== Exercise brief ==
Retype every line of the material below, keeping each character unchanged.

— START Records provided —

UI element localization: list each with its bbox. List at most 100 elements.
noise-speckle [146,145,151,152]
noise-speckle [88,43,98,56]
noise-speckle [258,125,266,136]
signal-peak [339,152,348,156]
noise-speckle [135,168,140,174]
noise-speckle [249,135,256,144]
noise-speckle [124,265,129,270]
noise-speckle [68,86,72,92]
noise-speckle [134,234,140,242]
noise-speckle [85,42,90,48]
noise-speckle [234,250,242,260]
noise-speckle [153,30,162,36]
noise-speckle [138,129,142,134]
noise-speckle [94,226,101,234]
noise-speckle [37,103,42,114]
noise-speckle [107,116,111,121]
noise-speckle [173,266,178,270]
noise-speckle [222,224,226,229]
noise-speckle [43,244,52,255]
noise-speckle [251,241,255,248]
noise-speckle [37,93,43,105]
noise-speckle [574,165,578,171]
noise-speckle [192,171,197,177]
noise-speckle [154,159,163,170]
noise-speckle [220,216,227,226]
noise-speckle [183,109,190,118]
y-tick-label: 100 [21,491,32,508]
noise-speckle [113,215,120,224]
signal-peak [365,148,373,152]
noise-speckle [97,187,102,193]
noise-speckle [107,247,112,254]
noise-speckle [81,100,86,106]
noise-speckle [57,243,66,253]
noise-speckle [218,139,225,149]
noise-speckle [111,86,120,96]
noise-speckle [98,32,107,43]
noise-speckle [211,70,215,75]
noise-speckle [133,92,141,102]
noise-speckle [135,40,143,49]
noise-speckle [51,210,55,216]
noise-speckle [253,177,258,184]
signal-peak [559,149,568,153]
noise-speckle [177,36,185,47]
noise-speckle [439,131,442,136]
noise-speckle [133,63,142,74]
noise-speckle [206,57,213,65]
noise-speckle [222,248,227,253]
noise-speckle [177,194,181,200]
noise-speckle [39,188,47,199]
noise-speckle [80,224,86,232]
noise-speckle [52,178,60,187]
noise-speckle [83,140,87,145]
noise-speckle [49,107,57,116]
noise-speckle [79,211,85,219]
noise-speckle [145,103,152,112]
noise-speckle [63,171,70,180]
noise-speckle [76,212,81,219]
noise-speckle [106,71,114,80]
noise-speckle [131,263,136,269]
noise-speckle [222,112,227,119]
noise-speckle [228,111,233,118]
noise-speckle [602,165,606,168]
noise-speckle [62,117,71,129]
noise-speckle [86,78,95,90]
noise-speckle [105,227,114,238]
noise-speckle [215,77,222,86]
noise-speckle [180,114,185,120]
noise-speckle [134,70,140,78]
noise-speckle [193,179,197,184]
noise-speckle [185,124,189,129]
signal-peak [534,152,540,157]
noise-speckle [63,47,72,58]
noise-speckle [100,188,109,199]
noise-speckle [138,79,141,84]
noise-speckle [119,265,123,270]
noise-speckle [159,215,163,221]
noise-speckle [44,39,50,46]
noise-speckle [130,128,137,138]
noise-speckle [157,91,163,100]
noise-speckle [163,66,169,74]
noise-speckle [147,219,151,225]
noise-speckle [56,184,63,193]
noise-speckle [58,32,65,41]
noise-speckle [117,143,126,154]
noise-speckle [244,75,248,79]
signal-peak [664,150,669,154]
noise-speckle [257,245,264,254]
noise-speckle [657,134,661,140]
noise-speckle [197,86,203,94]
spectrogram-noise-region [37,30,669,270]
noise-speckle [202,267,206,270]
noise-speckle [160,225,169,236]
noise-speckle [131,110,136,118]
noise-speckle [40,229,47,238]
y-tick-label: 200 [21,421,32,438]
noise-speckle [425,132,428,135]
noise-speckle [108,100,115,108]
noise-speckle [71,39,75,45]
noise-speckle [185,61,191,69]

— END Records provided —

== Problem solution ==
UI element localization: list each with its bbox. List at most 100 elements.
noise-speckle [146,145,151,152]
noise-speckle [88,43,98,56]
noise-speckle [258,125,266,136]
signal-peak [339,152,348,156]
noise-speckle [135,168,140,174]
noise-speckle [249,135,256,144]
noise-speckle [124,265,129,270]
noise-speckle [68,86,72,92]
noise-speckle [134,234,140,242]
noise-speckle [85,42,90,48]
noise-speckle [234,250,242,260]
noise-speckle [153,30,162,36]
noise-speckle [138,129,142,134]
noise-speckle [94,226,101,234]
noise-speckle [37,103,42,114]
noise-speckle [107,116,111,121]
noise-speckle [173,266,178,270]
noise-speckle [222,224,226,229]
noise-speckle [43,244,52,255]
noise-speckle [251,241,255,248]
noise-speckle [37,93,43,105]
noise-speckle [574,165,578,171]
noise-speckle [192,171,197,177]
noise-speckle [154,159,163,170]
noise-speckle [220,216,227,226]
noise-speckle [183,109,190,118]
y-tick-label: 100 [21,491,32,508]
noise-speckle [113,215,120,224]
signal-peak [365,148,373,152]
noise-speckle [97,187,102,193]
noise-speckle [107,247,112,254]
noise-speckle [81,100,86,106]
noise-speckle [57,243,66,253]
noise-speckle [218,139,225,149]
noise-speckle [111,86,120,96]
noise-speckle [98,32,107,43]
noise-speckle [211,70,215,75]
noise-speckle [133,92,141,102]
noise-speckle [135,40,143,49]
noise-speckle [51,210,55,216]
noise-speckle [253,177,258,184]
signal-peak [559,149,568,153]
noise-speckle [177,36,185,47]
noise-speckle [439,131,442,136]
noise-speckle [133,63,142,74]
noise-speckle [206,57,213,65]
noise-speckle [222,248,227,253]
noise-speckle [177,194,181,200]
noise-speckle [39,188,47,199]
noise-speckle [80,224,86,232]
noise-speckle [52,178,60,187]
noise-speckle [83,140,87,145]
noise-speckle [49,107,57,116]
noise-speckle [79,211,85,219]
noise-speckle [145,103,152,112]
noise-speckle [63,171,70,180]
noise-speckle [76,212,81,219]
noise-speckle [106,71,114,80]
noise-speckle [131,263,136,269]
noise-speckle [222,112,227,119]
noise-speckle [228,111,233,118]
noise-speckle [602,165,606,168]
noise-speckle [62,117,71,129]
noise-speckle [86,78,95,90]
noise-speckle [105,227,114,238]
noise-speckle [215,77,222,86]
noise-speckle [180,114,185,120]
noise-speckle [134,70,140,78]
noise-speckle [193,179,197,184]
noise-speckle [185,124,189,129]
signal-peak [534,152,540,157]
noise-speckle [63,47,72,58]
noise-speckle [100,188,109,199]
noise-speckle [138,79,141,84]
noise-speckle [119,265,123,270]
noise-speckle [159,215,163,221]
noise-speckle [44,39,50,46]
noise-speckle [130,128,137,138]
noise-speckle [157,91,163,100]
noise-speckle [163,66,169,74]
noise-speckle [147,219,151,225]
noise-speckle [56,184,63,193]
noise-speckle [58,32,65,41]
noise-speckle [117,143,126,154]
noise-speckle [244,75,248,79]
signal-peak [664,150,669,154]
noise-speckle [257,245,264,254]
noise-speckle [657,134,661,140]
noise-speckle [197,86,203,94]
spectrogram-noise-region [37,30,669,270]
noise-speckle [202,267,206,270]
noise-speckle [160,225,169,236]
noise-speckle [131,110,136,118]
noise-speckle [40,229,47,238]
y-tick-label: 200 [21,421,32,438]
noise-speckle [425,132,428,135]
noise-speckle [108,100,115,108]
noise-speckle [71,39,75,45]
noise-speckle [185,61,191,69]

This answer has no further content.